_TASK STATEMENT:_ Report only the number of lines holding "Adicionar".

Data entries:
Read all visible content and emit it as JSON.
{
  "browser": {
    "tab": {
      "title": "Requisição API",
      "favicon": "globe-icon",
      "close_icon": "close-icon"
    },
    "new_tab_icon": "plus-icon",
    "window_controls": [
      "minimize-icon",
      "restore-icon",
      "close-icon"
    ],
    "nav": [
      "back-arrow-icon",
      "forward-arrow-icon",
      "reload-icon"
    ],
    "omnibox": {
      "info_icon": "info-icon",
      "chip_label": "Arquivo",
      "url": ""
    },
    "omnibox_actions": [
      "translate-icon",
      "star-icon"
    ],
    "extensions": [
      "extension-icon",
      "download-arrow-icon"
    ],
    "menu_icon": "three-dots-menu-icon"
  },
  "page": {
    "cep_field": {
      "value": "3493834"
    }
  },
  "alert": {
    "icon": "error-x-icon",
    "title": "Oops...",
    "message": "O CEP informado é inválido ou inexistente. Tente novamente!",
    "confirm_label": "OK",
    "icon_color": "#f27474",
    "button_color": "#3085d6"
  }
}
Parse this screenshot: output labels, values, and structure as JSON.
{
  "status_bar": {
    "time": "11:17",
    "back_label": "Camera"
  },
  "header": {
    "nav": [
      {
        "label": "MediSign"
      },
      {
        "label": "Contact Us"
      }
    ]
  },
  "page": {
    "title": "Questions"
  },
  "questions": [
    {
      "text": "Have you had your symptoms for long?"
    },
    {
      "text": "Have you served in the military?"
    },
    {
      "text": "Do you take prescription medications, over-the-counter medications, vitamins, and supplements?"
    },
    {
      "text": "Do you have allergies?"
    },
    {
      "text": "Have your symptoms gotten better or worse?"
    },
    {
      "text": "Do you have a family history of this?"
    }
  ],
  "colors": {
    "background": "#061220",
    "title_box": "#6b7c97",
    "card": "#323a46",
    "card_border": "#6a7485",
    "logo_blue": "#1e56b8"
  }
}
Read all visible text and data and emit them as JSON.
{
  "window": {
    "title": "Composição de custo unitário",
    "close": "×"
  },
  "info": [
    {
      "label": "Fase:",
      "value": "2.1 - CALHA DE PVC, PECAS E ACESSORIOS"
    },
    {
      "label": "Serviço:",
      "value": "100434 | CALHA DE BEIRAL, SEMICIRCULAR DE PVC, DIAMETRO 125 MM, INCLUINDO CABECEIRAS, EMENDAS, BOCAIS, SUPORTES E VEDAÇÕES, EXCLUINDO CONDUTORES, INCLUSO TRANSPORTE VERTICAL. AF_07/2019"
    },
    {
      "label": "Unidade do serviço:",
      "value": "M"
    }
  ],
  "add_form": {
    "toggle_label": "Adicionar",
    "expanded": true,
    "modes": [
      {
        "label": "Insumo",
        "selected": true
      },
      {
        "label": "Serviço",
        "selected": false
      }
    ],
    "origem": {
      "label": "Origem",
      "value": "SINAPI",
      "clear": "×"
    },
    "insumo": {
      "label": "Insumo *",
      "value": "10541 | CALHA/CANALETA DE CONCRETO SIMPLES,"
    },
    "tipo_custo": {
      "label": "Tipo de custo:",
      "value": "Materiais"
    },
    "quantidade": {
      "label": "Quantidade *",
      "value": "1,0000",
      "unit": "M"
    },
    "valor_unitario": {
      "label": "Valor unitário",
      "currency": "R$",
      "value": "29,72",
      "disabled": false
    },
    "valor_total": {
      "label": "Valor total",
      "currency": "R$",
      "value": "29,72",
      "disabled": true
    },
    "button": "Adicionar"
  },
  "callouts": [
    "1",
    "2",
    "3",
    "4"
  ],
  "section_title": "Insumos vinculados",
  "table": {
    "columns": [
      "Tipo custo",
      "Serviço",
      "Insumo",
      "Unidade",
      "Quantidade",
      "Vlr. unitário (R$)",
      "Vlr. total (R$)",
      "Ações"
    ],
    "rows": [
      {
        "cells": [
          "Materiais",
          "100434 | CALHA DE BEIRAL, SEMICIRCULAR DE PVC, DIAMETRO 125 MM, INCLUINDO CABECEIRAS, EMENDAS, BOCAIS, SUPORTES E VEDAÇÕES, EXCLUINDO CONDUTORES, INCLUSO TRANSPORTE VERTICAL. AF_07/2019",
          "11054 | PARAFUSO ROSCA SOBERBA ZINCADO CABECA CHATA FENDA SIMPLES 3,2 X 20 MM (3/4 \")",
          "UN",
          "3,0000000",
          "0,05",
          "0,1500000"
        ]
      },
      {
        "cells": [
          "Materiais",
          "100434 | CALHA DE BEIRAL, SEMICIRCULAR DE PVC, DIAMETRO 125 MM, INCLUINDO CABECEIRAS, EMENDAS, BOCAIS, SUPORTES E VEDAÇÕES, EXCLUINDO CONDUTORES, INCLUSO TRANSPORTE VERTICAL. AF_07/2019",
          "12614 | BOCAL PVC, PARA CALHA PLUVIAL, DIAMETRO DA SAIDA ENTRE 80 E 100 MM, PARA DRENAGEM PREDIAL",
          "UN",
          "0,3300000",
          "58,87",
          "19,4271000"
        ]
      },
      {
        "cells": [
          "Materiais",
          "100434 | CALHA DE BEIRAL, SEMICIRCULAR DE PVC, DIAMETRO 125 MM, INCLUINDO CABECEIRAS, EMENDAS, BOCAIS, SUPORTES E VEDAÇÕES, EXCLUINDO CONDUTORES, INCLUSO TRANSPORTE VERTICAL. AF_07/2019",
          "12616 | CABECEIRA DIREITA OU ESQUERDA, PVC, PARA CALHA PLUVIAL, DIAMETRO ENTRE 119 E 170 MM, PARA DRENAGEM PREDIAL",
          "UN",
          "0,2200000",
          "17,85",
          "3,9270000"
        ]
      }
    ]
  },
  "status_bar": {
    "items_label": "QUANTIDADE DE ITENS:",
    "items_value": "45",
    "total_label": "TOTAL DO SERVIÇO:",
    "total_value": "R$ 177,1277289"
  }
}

_RESPONSE:_ 2